__Objective__:
Copy each of the rows below word for word, keeping every line unchanged.

__Task inputs__:
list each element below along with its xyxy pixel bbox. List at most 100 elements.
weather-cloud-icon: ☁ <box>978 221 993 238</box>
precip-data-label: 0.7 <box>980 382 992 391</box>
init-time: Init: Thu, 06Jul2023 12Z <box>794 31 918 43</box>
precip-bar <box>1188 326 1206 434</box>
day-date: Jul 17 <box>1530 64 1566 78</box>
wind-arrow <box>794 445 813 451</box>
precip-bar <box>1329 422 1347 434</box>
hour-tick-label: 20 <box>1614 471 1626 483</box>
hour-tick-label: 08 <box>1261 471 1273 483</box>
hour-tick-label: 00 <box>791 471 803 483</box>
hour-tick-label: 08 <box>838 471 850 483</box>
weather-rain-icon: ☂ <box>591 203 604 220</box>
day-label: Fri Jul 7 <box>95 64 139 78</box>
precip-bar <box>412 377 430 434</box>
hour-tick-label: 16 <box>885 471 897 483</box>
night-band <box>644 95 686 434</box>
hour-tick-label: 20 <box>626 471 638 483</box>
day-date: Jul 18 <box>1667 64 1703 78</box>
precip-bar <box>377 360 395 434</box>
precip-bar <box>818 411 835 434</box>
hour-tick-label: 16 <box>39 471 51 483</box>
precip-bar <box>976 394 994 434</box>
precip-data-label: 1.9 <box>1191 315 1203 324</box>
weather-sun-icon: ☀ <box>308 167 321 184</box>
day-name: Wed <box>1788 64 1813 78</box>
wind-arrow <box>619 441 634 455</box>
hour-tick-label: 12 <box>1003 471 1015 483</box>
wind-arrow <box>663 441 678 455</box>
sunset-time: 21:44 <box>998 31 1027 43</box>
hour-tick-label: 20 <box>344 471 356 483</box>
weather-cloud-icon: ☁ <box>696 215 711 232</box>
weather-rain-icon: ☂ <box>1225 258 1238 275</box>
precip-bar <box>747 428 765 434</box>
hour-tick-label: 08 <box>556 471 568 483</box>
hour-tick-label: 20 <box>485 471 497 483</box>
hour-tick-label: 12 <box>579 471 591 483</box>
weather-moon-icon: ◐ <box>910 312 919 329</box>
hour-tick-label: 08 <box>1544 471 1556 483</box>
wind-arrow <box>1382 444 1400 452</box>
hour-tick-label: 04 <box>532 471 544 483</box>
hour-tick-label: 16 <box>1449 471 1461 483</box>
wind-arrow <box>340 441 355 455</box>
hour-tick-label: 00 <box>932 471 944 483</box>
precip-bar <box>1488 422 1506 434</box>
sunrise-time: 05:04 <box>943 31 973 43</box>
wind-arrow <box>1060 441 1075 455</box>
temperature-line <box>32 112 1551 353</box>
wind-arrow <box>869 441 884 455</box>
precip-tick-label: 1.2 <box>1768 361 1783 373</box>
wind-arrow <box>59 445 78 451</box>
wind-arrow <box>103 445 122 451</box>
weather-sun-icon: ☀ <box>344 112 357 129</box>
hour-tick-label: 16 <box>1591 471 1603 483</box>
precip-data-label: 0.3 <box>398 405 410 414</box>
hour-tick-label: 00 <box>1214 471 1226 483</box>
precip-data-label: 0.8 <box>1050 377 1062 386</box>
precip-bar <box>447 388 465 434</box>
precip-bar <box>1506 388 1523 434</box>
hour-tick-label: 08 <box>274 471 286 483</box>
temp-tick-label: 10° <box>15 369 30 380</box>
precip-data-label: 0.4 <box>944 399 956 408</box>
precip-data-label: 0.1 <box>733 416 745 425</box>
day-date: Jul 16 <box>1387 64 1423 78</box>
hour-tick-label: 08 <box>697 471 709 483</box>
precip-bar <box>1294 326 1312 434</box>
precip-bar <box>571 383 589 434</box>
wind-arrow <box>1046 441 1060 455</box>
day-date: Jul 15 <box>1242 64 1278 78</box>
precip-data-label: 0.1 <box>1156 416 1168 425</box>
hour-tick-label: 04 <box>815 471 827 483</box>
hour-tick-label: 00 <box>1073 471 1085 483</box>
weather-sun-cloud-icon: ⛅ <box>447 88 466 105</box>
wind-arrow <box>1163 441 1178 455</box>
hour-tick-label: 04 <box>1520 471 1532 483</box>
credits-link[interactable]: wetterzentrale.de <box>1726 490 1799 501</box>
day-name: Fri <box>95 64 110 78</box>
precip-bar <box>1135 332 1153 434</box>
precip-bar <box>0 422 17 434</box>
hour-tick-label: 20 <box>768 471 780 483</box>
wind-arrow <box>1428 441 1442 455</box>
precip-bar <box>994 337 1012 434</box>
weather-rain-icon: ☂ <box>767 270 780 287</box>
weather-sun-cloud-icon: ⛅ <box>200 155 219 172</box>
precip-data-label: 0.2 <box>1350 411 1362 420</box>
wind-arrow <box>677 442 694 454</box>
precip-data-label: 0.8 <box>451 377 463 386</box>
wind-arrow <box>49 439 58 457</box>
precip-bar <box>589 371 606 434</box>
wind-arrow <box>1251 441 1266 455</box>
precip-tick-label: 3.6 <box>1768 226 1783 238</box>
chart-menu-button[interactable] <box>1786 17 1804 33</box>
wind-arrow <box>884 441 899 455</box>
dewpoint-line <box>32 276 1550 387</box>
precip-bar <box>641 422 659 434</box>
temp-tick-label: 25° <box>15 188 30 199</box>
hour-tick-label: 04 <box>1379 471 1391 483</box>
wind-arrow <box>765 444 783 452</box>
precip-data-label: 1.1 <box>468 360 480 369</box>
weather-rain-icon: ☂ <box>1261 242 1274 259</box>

__Solution to this problem__:
list each element below along with its xyxy pixel bbox. List at most 100 elements.
weather-cloud-icon: ☁ <box>978 221 993 238</box>
precip-data-label: 0.7 <box>980 382 992 391</box>
init-time: Init: Thu, 06Jul2023 12Z <box>794 31 918 43</box>
precip-bar <box>1188 326 1206 434</box>
day-date: Jul 17 <box>1530 64 1566 78</box>
wind-arrow <box>794 445 813 451</box>
precip-bar <box>1329 422 1347 434</box>
hour-tick-label: 20 <box>1614 471 1626 483</box>
hour-tick-label: 08 <box>1261 471 1273 483</box>
hour-tick-label: 00 <box>791 471 803 483</box>
hour-tick-label: 08 <box>838 471 850 483</box>
weather-rain-icon: ☂ <box>591 203 604 220</box>
day-label: Fri Jul 7 <box>95 64 139 78</box>
precip-bar <box>412 377 430 434</box>
hour-tick-label: 16 <box>885 471 897 483</box>
night-band <box>644 95 686 434</box>
hour-tick-label: 20 <box>626 471 638 483</box>
day-date: Jul 18 <box>1667 64 1703 78</box>
precip-bar <box>377 360 395 434</box>
precip-bar <box>818 411 835 434</box>
hour-tick-label: 16 <box>39 471 51 483</box>
precip-bar <box>976 394 994 434</box>
precip-data-label: 1.9 <box>1191 315 1203 324</box>
weather-sun-icon: ☀ <box>308 167 321 184</box>
day-name: Wed <box>1788 64 1813 78</box>
wind-arrow <box>619 441 634 455</box>
hour-tick-label: 12 <box>1003 471 1015 483</box>
wind-arrow <box>663 441 678 455</box>
sunset-time: 21:44 <box>998 31 1027 43</box>
hour-tick-label: 20 <box>344 471 356 483</box>
weather-cloud-icon: ☁ <box>696 215 711 232</box>
weather-rain-icon: ☂ <box>1225 258 1238 275</box>
precip-bar <box>747 428 765 434</box>
hour-tick-label: 08 <box>556 471 568 483</box>
hour-tick-label: 20 <box>485 471 497 483</box>
hour-tick-label: 12 <box>579 471 591 483</box>
weather-moon-icon: ◐ <box>910 312 919 329</box>
hour-tick-label: 08 <box>1544 471 1556 483</box>
wind-arrow <box>1382 444 1400 452</box>
hour-tick-label: 04 <box>532 471 544 483</box>
hour-tick-label: 16 <box>1449 471 1461 483</box>
wind-arrow <box>340 441 355 455</box>
hour-tick-label: 00 <box>932 471 944 483</box>
precip-bar <box>1488 422 1506 434</box>
sunrise-time: 05:04 <box>943 31 973 43</box>
wind-arrow <box>1060 441 1075 455</box>
temperature-line <box>32 112 1551 353</box>
wind-arrow <box>869 441 884 455</box>
precip-tick-label: 1.2 <box>1768 361 1783 373</box>
wind-arrow <box>59 445 78 451</box>
wind-arrow <box>103 445 122 451</box>
weather-sun-icon: ☀ <box>344 112 357 129</box>
hour-tick-label: 16 <box>1591 471 1603 483</box>
precip-data-label: 0.3 <box>398 405 410 414</box>
hour-tick-label: 00 <box>1214 471 1226 483</box>
precip-data-label: 0.8 <box>1050 377 1062 386</box>
precip-bar <box>447 388 465 434</box>
precip-bar <box>1506 388 1523 434</box>
hour-tick-label: 08 <box>274 471 286 483</box>
temp-tick-label: 10° <box>15 369 30 380</box>
precip-data-label: 0.4 <box>944 399 956 408</box>
precip-data-label: 0.1 <box>733 416 745 425</box>
day-date: Jul 16 <box>1387 64 1423 78</box>
hour-tick-label: 08 <box>697 471 709 483</box>
precip-bar <box>1294 326 1312 434</box>
precip-bar <box>571 383 589 434</box>
wind-arrow <box>1046 441 1060 455</box>
day-date: Jul 15 <box>1242 64 1278 78</box>
precip-data-label: 0.1 <box>1156 416 1168 425</box>
hour-tick-label: 04 <box>815 471 827 483</box>
hour-tick-label: 00 <box>1073 471 1085 483</box>
weather-sun-cloud-icon: ⛅ <box>447 88 466 105</box>
wind-arrow <box>1163 441 1178 455</box>
hour-tick-label: 04 <box>1520 471 1532 483</box>
credits-link[interactable]: wetterzentrale.de <box>1726 490 1799 501</box>
day-name: Fri <box>95 64 110 78</box>
precip-bar <box>1135 332 1153 434</box>
precip-bar <box>0 422 17 434</box>
hour-tick-label: 20 <box>768 471 780 483</box>
wind-arrow <box>1428 441 1442 455</box>
precip-bar <box>994 337 1012 434</box>
weather-rain-icon: ☂ <box>767 270 780 287</box>
weather-sun-cloud-icon: ⛅ <box>200 155 219 172</box>
precip-data-label: 0.2 <box>1350 411 1362 420</box>
wind-arrow <box>677 442 694 454</box>
precip-data-label: 0.8 <box>451 377 463 386</box>
wind-arrow <box>49 439 58 457</box>
precip-bar <box>589 371 606 434</box>
wind-arrow <box>1251 441 1266 455</box>
precip-tick-label: 3.6 <box>1768 226 1783 238</box>
chart-menu-button[interactable] <box>1786 17 1804 33</box>
wind-arrow <box>884 441 899 455</box>
dewpoint-line <box>32 276 1550 387</box>
precip-bar <box>641 422 659 434</box>
temp-tick-label: 25° <box>15 188 30 199</box>
hour-tick-label: 04 <box>1379 471 1391 483</box>
wind-arrow <box>765 444 783 452</box>
precip-data-label: 1.1 <box>468 360 480 369</box>
weather-rain-icon: ☂ <box>1261 242 1274 259</box>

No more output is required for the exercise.